Directions:
Lay out every row below as a Markdown table with two columns, Number and Text. Give each line its number, and leave out any blank lines.

Stored rows:
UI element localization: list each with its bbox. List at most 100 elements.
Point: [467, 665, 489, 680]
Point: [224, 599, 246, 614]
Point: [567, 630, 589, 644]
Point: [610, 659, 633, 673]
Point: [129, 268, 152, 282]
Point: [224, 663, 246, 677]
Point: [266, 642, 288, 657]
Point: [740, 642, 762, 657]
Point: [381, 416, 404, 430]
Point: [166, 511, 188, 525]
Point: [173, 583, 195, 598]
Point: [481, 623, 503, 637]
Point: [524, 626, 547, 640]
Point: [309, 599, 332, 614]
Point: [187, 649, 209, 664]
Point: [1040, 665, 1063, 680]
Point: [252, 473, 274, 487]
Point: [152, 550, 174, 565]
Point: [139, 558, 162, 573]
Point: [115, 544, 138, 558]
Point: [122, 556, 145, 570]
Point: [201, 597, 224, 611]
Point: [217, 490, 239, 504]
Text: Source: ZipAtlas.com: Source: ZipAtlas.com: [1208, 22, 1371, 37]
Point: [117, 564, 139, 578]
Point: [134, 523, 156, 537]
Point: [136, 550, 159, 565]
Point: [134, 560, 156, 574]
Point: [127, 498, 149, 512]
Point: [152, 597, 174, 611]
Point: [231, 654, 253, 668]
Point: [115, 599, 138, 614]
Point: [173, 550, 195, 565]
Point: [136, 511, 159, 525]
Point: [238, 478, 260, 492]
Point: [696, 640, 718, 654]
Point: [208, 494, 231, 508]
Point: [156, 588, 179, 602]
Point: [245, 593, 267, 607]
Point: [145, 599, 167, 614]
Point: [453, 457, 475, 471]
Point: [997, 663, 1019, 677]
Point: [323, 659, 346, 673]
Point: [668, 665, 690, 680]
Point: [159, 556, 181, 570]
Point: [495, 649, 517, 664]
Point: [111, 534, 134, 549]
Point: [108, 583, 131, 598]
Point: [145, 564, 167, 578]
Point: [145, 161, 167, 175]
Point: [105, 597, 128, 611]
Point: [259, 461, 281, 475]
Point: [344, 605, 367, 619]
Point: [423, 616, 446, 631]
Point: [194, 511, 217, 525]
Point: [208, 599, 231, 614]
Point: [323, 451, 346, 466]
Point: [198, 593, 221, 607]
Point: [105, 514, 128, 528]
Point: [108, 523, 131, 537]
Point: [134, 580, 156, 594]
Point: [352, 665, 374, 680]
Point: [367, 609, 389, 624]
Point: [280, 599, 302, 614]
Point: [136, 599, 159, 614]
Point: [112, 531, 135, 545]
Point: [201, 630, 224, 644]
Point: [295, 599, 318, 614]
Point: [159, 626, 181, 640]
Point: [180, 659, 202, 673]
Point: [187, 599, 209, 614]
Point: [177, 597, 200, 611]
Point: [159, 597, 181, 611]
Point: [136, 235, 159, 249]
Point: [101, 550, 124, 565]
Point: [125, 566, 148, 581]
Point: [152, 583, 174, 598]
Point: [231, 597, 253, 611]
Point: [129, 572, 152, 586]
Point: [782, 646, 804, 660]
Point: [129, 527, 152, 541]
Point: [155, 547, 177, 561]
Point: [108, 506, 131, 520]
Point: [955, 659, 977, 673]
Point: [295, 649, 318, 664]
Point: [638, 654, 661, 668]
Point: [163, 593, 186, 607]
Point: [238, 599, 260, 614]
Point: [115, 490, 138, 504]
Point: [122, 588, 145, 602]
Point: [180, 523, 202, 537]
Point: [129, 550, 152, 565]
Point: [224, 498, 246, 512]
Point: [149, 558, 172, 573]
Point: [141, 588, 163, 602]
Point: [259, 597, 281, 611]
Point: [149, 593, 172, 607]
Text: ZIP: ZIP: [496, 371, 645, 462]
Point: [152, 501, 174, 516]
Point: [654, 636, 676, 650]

Result of this exercise:
| Number | Text |
|---|---|
| 1 | UI element localization: list each with its bbox. List at most 100 elements. |
| 2 | Point: [467, 665, 489, 680] |
| 3 | Point: [224, 599, 246, 614] |
| 4 | Point: [567, 630, 589, 644] |
| 5 | Point: [610, 659, 633, 673] |
| 6 | Point: [129, 268, 152, 282] |
| 7 | Point: [224, 663, 246, 677] |
| 8 | Point: [266, 642, 288, 657] |
| 9 | Point: [740, 642, 762, 657] |
| 10 | Point: [381, 416, 404, 430] |
| 11 | Point: [166, 511, 188, 525] |
| 12 | Point: [173, 583, 195, 598] |
| 13 | Point: [481, 623, 503, 637] |
| 14 | Point: [524, 626, 547, 640] |
| 15 | Point: [309, 599, 332, 614] |
| 16 | Point: [187, 649, 209, 664] |
| 17 | Point: [1040, 665, 1063, 680] |
| 18 | Point: [252, 473, 274, 487] |
| 19 | Point: [152, 550, 174, 565] |
| 20 | Point: [139, 558, 162, 573] |
| 21 | Point: [115, 544, 138, 558] |
| 22 | Point: [122, 556, 145, 570] |
| 23 | Point: [201, 597, 224, 611] |
| 24 | Point: [217, 490, 239, 504] |
| 25 | Text: Source: ZipAtlas.com: Source: ZipAtlas.com: [1208, 22, 1371, 37] |
| 26 | Point: [117, 564, 139, 578] |
| 27 | Point: [134, 523, 156, 537] |
| 28 | Point: [136, 550, 159, 565] |
| 29 | Point: [134, 560, 156, 574] |
| 30 | Point: [127, 498, 149, 512] |
| 31 | Point: [152, 597, 174, 611] |
| 32 | Point: [231, 654, 253, 668] |
| 33 | Point: [115, 599, 138, 614] |
| 34 | Point: [173, 550, 195, 565] |
| 35 | Point: [136, 511, 159, 525] |
| 36 | Point: [238, 478, 260, 492] |
| 37 | Point: [696, 640, 718, 654] |
| 38 | Point: [208, 494, 231, 508] |
| 39 | Point: [156, 588, 179, 602] |
| 40 | Point: [245, 593, 267, 607] |
| 41 | Point: [145, 599, 167, 614] |
| 42 | Point: [453, 457, 475, 471] |
| 43 | Point: [997, 663, 1019, 677] |
| 44 | Point: [323, 659, 346, 673] |
| 45 | Point: [668, 665, 690, 680] |
| 46 | Point: [159, 556, 181, 570] |
| 47 | Point: [495, 649, 517, 664] |
| 48 | Point: [111, 534, 134, 549] |
| 49 | Point: [108, 583, 131, 598] |
| 50 | Point: [145, 564, 167, 578] |
| 51 | Point: [145, 161, 167, 175] |
| 52 | Point: [105, 597, 128, 611] |
| 53 | Point: [259, 461, 281, 475] |
| 54 | Point: [344, 605, 367, 619] |
| 55 | Point: [423, 616, 446, 631] |
| 56 | Point: [194, 511, 217, 525] |
| 57 | Point: [208, 599, 231, 614] |
| 58 | Point: [323, 451, 346, 466] |
| 59 | Point: [198, 593, 221, 607] |
| 60 | Point: [105, 514, 128, 528] |
| 61 | Point: [108, 523, 131, 537] |
| 62 | Point: [134, 580, 156, 594] |
| 63 | Point: [352, 665, 374, 680] |
| 64 | Point: [367, 609, 389, 624] |
| 65 | Point: [280, 599, 302, 614] |
| 66 | Point: [136, 599, 159, 614] |
| 67 | Point: [112, 531, 135, 545] |
| 68 | Point: [201, 630, 224, 644] |
| 69 | Point: [295, 599, 318, 614] |
| 70 | Point: [159, 626, 181, 640] |
| 71 | Point: [180, 659, 202, 673] |
| 72 | Point: [187, 599, 209, 614] |
| 73 | Point: [177, 597, 200, 611] |
| 74 | Point: [159, 597, 181, 611] |
| 75 | Point: [136, 235, 159, 249] |
| 76 | Point: [101, 550, 124, 565] |
| 77 | Point: [125, 566, 148, 581] |
| 78 | Point: [152, 583, 174, 598] |
| 79 | Point: [231, 597, 253, 611] |
| 80 | Point: [129, 572, 152, 586] |
| 81 | Point: [782, 646, 804, 660] |
| 82 | Point: [129, 527, 152, 541] |
| 83 | Point: [155, 547, 177, 561] |
| 84 | Point: [108, 506, 131, 520] |
| 85 | Point: [955, 659, 977, 673] |
| 86 | Point: [295, 649, 318, 664] |
| 87 | Point: [638, 654, 661, 668] |
| 88 | Point: [163, 593, 186, 607] |
| 89 | Point: [238, 599, 260, 614] |
| 90 | Point: [115, 490, 138, 504] |
| 91 | Point: [122, 588, 145, 602] |
| 92 | Point: [180, 523, 202, 537] |
| 93 | Point: [129, 550, 152, 565] |
| 94 | Point: [224, 498, 246, 512] |
| 95 | Point: [149, 558, 172, 573] |
| 96 | Point: [141, 588, 163, 602] |
| 97 | Point: [259, 597, 281, 611] |
| 98 | Point: [149, 593, 172, 607] |
| 99 | Text: ZIP: ZIP: [496, 371, 645, 462] |
| 100 | Point: [152, 501, 174, 516] |
| 101 | Point: [654, 636, 676, 650] |